Records contained in a dataset:
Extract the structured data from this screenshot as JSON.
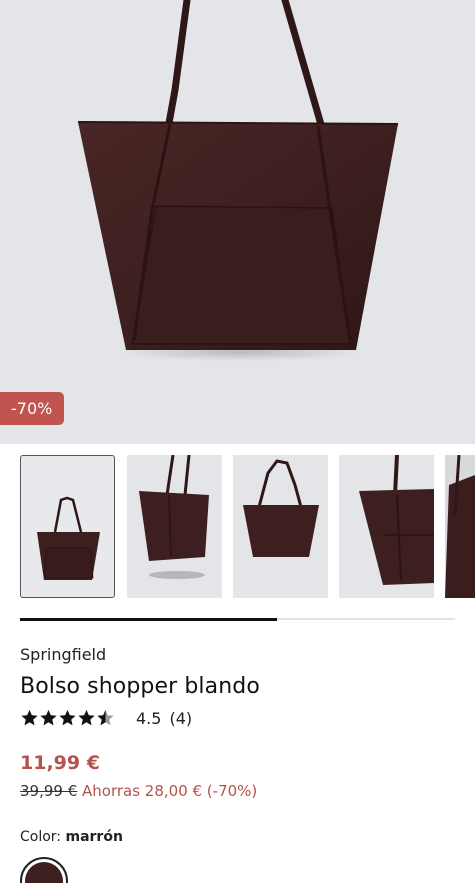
{
  "product": {
    "discount_badge": "-70%",
    "brand": "Springfield",
    "title": "Bolso shopper blando",
    "rating_value": "4.5",
    "rating_count": "(4)",
    "rating_stars": 4.5,
    "price": "11,99 €",
    "old_price": "39,99 €",
    "savings": "Ahorras 28,00 € (-70%)",
    "color_label": "Color:",
    "color_value": "marrón",
    "color_hex": "#3f2020"
  },
  "gallery": {
    "thumbnail_count": 5,
    "active_index": 0,
    "scroll_progress": 0.59
  },
  "icons": {
    "star": "star-icon",
    "half_star": "half-star-icon"
  },
  "colors": {
    "accent": "#b5524d",
    "badge_bg": "#c0544f",
    "bag_brown": "#3f2020",
    "image_bg": "#e4e5e9"
  }
}
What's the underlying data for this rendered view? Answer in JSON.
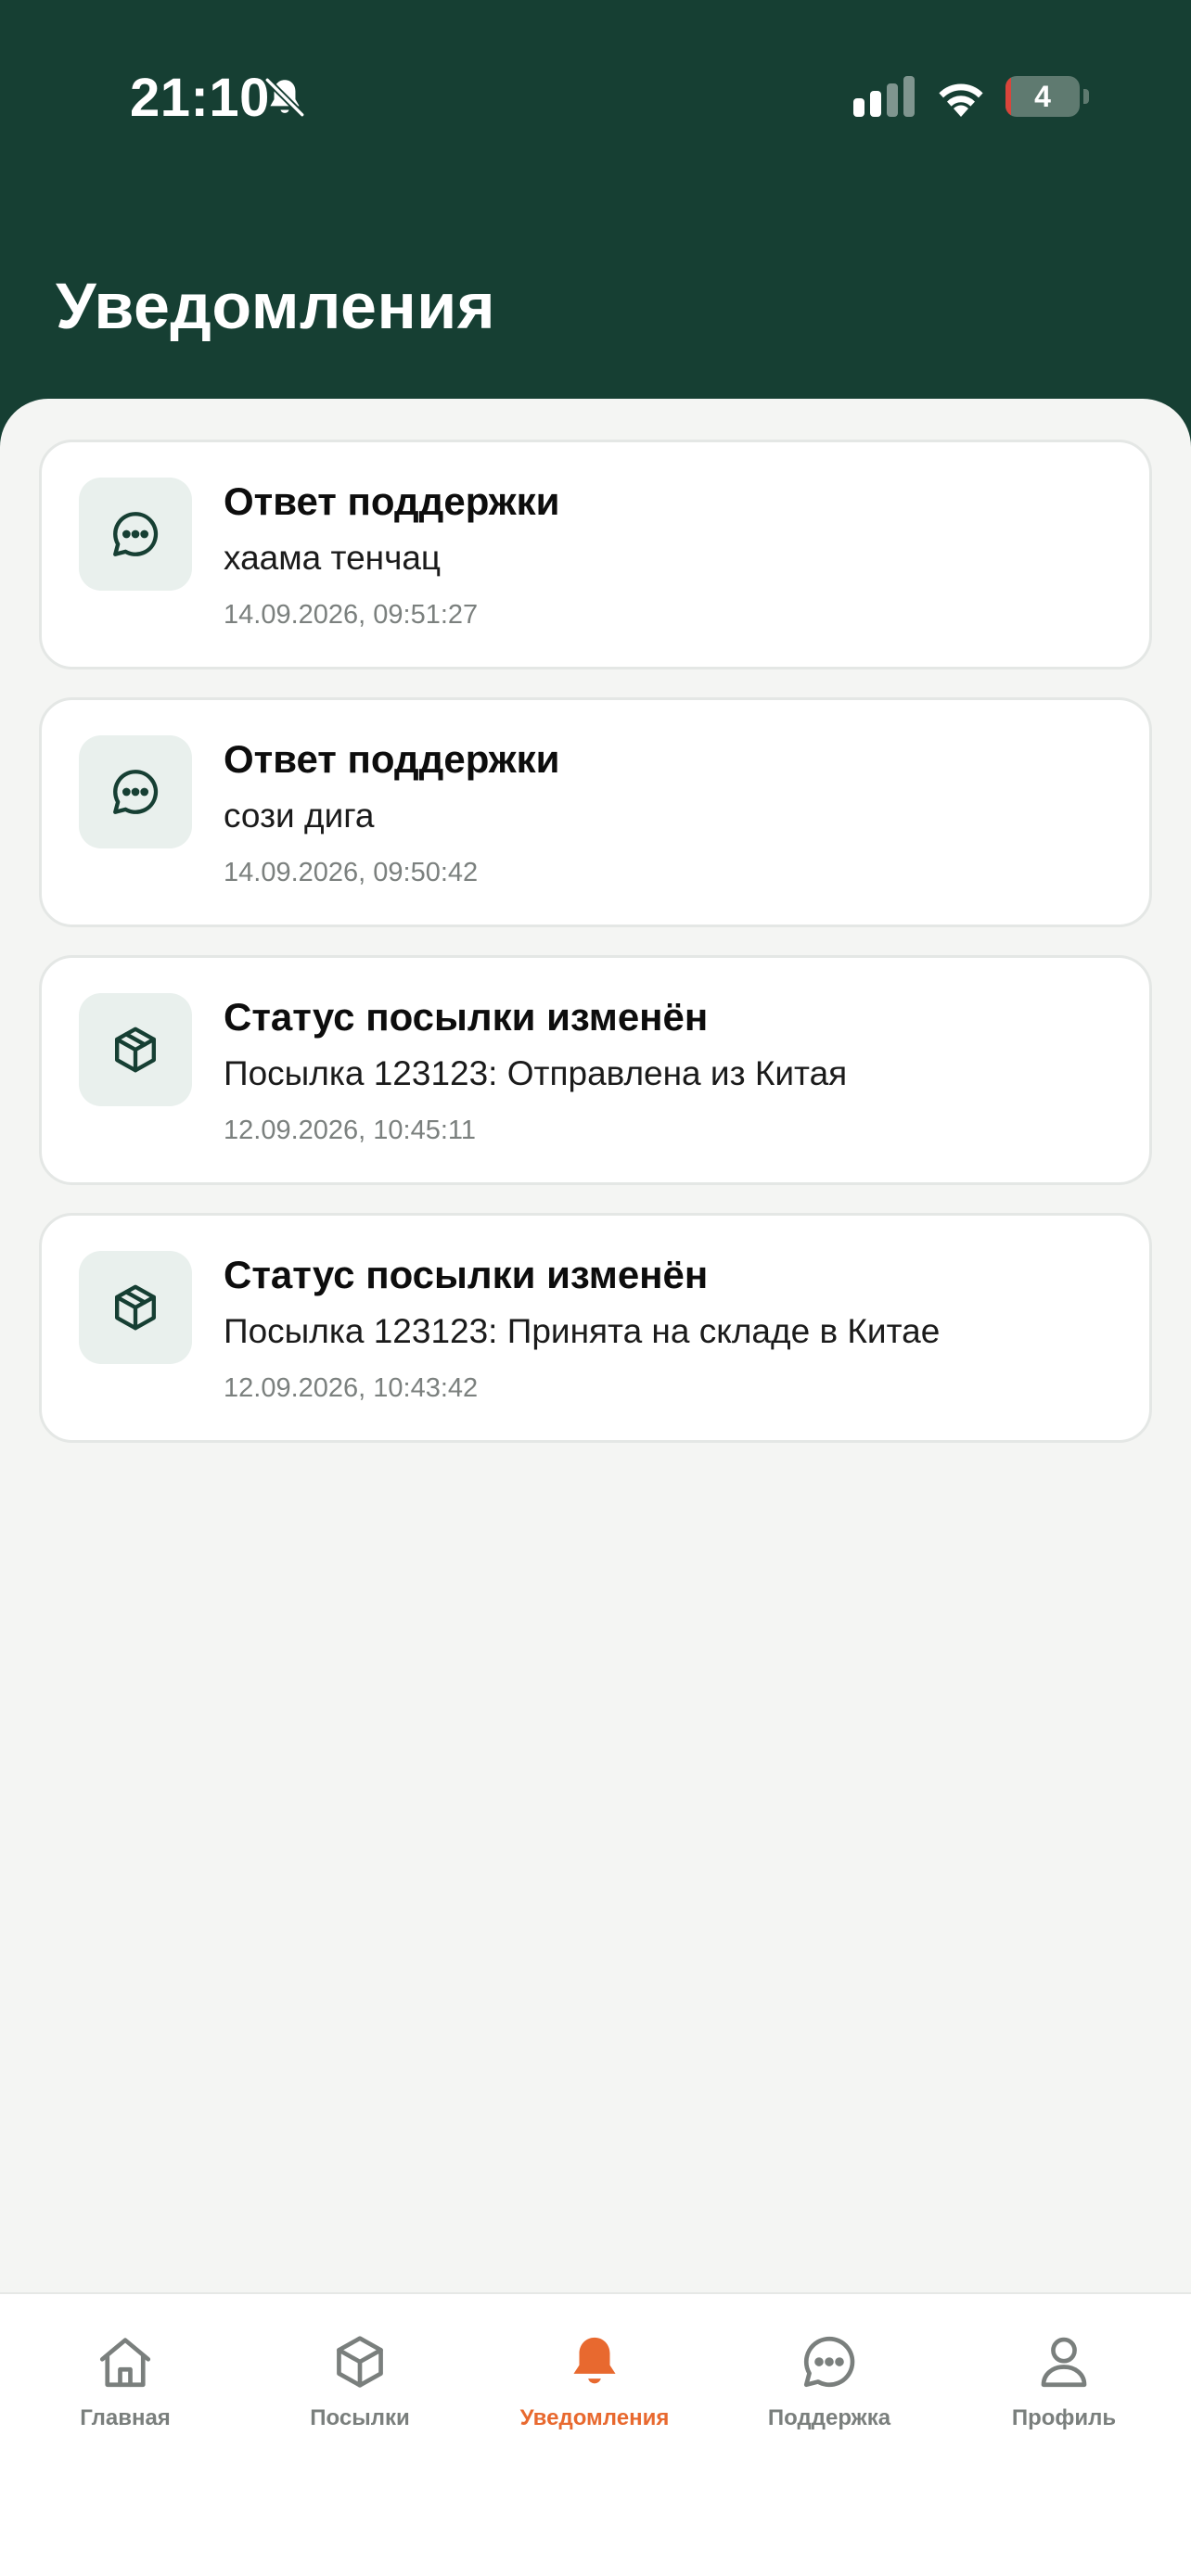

YOUR TASK:
Every record above should be written out again exactly; the pictures stay out of the copy.

RESULT OF THIS TASK:
Extract the structured data from this screenshot as JSON.
{
  "product": {
    "discount_badge": "-70%",
    "brand": "Springfield",
    "title": "Bolso shopper blando",
    "rating_value": "4.5",
    "rating_count": "(4)",
    "rating_stars": 4.5,
    "price": "11,99 €",
    "old_price": "39,99 €",
    "savings": "Ahorras 28,00 € (-70%)",
    "color_label": "Color:",
    "color_value": "marrón",
    "color_hex": "#3f2020"
  },
  "gallery": {
    "thumbnail_count": 5,
    "active_index": 0,
    "scroll_progress": 0.59
  },
  "icons": {
    "star": "star-icon",
    "half_star": "half-star-icon"
  },
  "colors": {
    "accent": "#b5524d",
    "badge_bg": "#c0544f",
    "bag_brown": "#3f2020",
    "image_bg": "#e4e5e9"
  }
}
What's the underlying data for this rendered view? Answer in JSON.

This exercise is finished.